- _Excerpts from a figure dataset_:
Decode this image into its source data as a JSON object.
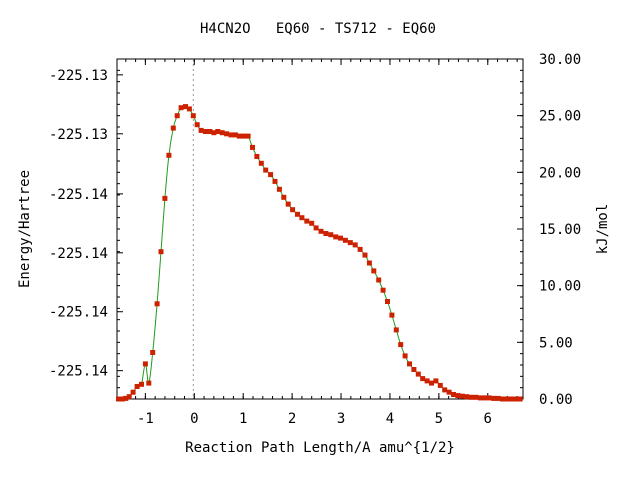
{
  "chart_data": {
    "type": "line",
    "title": "H4CN2O   EQ60 - TS712 - EQ60",
    "xlabel": "Reaction Path Length/A amu^{1/2}",
    "ylabel_left": "Energy/Hartree",
    "ylabel_right": "kJ/mol",
    "xlim": [
      -1.58,
      6.72
    ],
    "ylim_kj": [
      0,
      30
    ],
    "x_ticks": [
      -1,
      0,
      1,
      2,
      3,
      4,
      5,
      6
    ],
    "x_tick_labels": [
      "-1",
      "0",
      "1",
      "2",
      "3",
      "4",
      "5",
      "6"
    ],
    "left_ticks_kj": [
      2.5,
      7.7,
      12.9,
      18.1,
      23.4,
      28.6
    ],
    "left_tick_labels": [
      "-225.14",
      "-225.14",
      "-225.14",
      "-225.14",
      "-225.13",
      "-225.13"
    ],
    "right_ticks": [
      0,
      5,
      10,
      15,
      20,
      25,
      30
    ],
    "right_tick_labels": [
      "0.00",
      "5.00",
      "10.00",
      "15.00",
      "20.00",
      "25.00",
      "30.00"
    ],
    "ts_x": -0.02,
    "line_color": "#1f9c1f",
    "marker_color": "#cc2200",
    "ts_line_color": "#999999",
    "series": [
      {
        "x": [
          -1.55,
          -1.47,
          -1.4,
          -1.33,
          -1.25,
          -1.17,
          -1.08,
          -1.0,
          -0.93,
          -0.85,
          -0.76,
          -0.68,
          -0.6,
          -0.52,
          -0.43,
          -0.35,
          -0.27,
          -0.18,
          -0.1,
          -0.02,
          0.06,
          0.14,
          0.23,
          0.32,
          0.4,
          0.48,
          0.57,
          0.66,
          0.75,
          0.84,
          0.92,
          1.01,
          1.1,
          1.19,
          1.28,
          1.37,
          1.46,
          1.56,
          1.65,
          1.74,
          1.83,
          1.92,
          2.01,
          2.11,
          2.2,
          2.3,
          2.4,
          2.49,
          2.59,
          2.69,
          2.79,
          2.89,
          2.99,
          3.09,
          3.19,
          3.29,
          3.39,
          3.49,
          3.58,
          3.67,
          3.77,
          3.86,
          3.95,
          4.04,
          4.13,
          4.22,
          4.31,
          4.4,
          4.49,
          4.58,
          4.67,
          4.76,
          4.85,
          4.94,
          5.03,
          5.12,
          5.21,
          5.3,
          5.39,
          5.48,
          5.57,
          5.66,
          5.76,
          5.85,
          5.94,
          6.03,
          6.12,
          6.21,
          6.3,
          6.39,
          6.48,
          6.57,
          6.66
        ],
        "y": [
          0.0,
          0.0,
          0.05,
          0.2,
          0.6,
          1.1,
          1.3,
          3.1,
          1.4,
          4.1,
          8.4,
          13.0,
          17.7,
          21.5,
          23.9,
          25.0,
          25.7,
          25.8,
          25.6,
          25.0,
          24.2,
          23.7,
          23.6,
          23.6,
          23.5,
          23.6,
          23.5,
          23.4,
          23.3,
          23.3,
          23.2,
          23.2,
          23.2,
          22.2,
          21.4,
          20.8,
          20.2,
          19.8,
          19.2,
          18.5,
          17.8,
          17.2,
          16.7,
          16.3,
          16.0,
          15.7,
          15.5,
          15.1,
          14.8,
          14.6,
          14.5,
          14.3,
          14.2,
          14.0,
          13.8,
          13.6,
          13.2,
          12.7,
          12.0,
          11.3,
          10.5,
          9.6,
          8.6,
          7.4,
          6.1,
          4.8,
          3.8,
          3.1,
          2.6,
          2.2,
          1.8,
          1.6,
          1.4,
          1.6,
          1.2,
          0.8,
          0.6,
          0.4,
          0.3,
          0.25,
          0.2,
          0.15,
          0.15,
          0.1,
          0.1,
          0.1,
          0.05,
          0.05,
          0.0,
          0.0,
          0.0,
          0.0,
          0.0
        ]
      }
    ]
  }
}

- _PROBLEM DESCRIPTION_:
Every record above must be given again exactly; drop the pictures.

- _EXERCISE RESPONSE_:
Decode this image into its source data as a JSON object.
{
  "chart_data": {
    "type": "line",
    "title": "H4CN2O   EQ60 - TS712 - EQ60",
    "xlabel": "Reaction Path Length/A amu^{1/2}",
    "ylabel_left": "Energy/Hartree",
    "ylabel_right": "kJ/mol",
    "xlim": [
      -1.58,
      6.72
    ],
    "ylim_kj": [
      0,
      30
    ],
    "x_ticks": [
      -1,
      0,
      1,
      2,
      3,
      4,
      5,
      6
    ],
    "x_tick_labels": [
      "-1",
      "0",
      "1",
      "2",
      "3",
      "4",
      "5",
      "6"
    ],
    "left_ticks_kj": [
      2.5,
      7.7,
      12.9,
      18.1,
      23.4,
      28.6
    ],
    "left_tick_labels": [
      "-225.14",
      "-225.14",
      "-225.14",
      "-225.14",
      "-225.13",
      "-225.13"
    ],
    "right_ticks": [
      0,
      5,
      10,
      15,
      20,
      25,
      30
    ],
    "right_tick_labels": [
      "0.00",
      "5.00",
      "10.00",
      "15.00",
      "20.00",
      "25.00",
      "30.00"
    ],
    "ts_x": -0.02,
    "line_color": "#1f9c1f",
    "marker_color": "#cc2200",
    "ts_line_color": "#999999",
    "series": [
      {
        "x": [
          -1.55,
          -1.47,
          -1.4,
          -1.33,
          -1.25,
          -1.17,
          -1.08,
          -1.0,
          -0.93,
          -0.85,
          -0.76,
          -0.68,
          -0.6,
          -0.52,
          -0.43,
          -0.35,
          -0.27,
          -0.18,
          -0.1,
          -0.02,
          0.06,
          0.14,
          0.23,
          0.32,
          0.4,
          0.48,
          0.57,
          0.66,
          0.75,
          0.84,
          0.92,
          1.01,
          1.1,
          1.19,
          1.28,
          1.37,
          1.46,
          1.56,
          1.65,
          1.74,
          1.83,
          1.92,
          2.01,
          2.11,
          2.2,
          2.3,
          2.4,
          2.49,
          2.59,
          2.69,
          2.79,
          2.89,
          2.99,
          3.09,
          3.19,
          3.29,
          3.39,
          3.49,
          3.58,
          3.67,
          3.77,
          3.86,
          3.95,
          4.04,
          4.13,
          4.22,
          4.31,
          4.4,
          4.49,
          4.58,
          4.67,
          4.76,
          4.85,
          4.94,
          5.03,
          5.12,
          5.21,
          5.3,
          5.39,
          5.48,
          5.57,
          5.66,
          5.76,
          5.85,
          5.94,
          6.03,
          6.12,
          6.21,
          6.3,
          6.39,
          6.48,
          6.57,
          6.66
        ],
        "y": [
          0.0,
          0.0,
          0.05,
          0.2,
          0.6,
          1.1,
          1.3,
          3.1,
          1.4,
          4.1,
          8.4,
          13.0,
          17.7,
          21.5,
          23.9,
          25.0,
          25.7,
          25.8,
          25.6,
          25.0,
          24.2,
          23.7,
          23.6,
          23.6,
          23.5,
          23.6,
          23.5,
          23.4,
          23.3,
          23.3,
          23.2,
          23.2,
          23.2,
          22.2,
          21.4,
          20.8,
          20.2,
          19.8,
          19.2,
          18.5,
          17.8,
          17.2,
          16.7,
          16.3,
          16.0,
          15.7,
          15.5,
          15.1,
          14.8,
          14.6,
          14.5,
          14.3,
          14.2,
          14.0,
          13.8,
          13.6,
          13.2,
          12.7,
          12.0,
          11.3,
          10.5,
          9.6,
          8.6,
          7.4,
          6.1,
          4.8,
          3.8,
          3.1,
          2.6,
          2.2,
          1.8,
          1.6,
          1.4,
          1.6,
          1.2,
          0.8,
          0.6,
          0.4,
          0.3,
          0.25,
          0.2,
          0.15,
          0.15,
          0.1,
          0.1,
          0.1,
          0.05,
          0.05,
          0.0,
          0.0,
          0.0,
          0.0,
          0.0
        ]
      }
    ]
  }
}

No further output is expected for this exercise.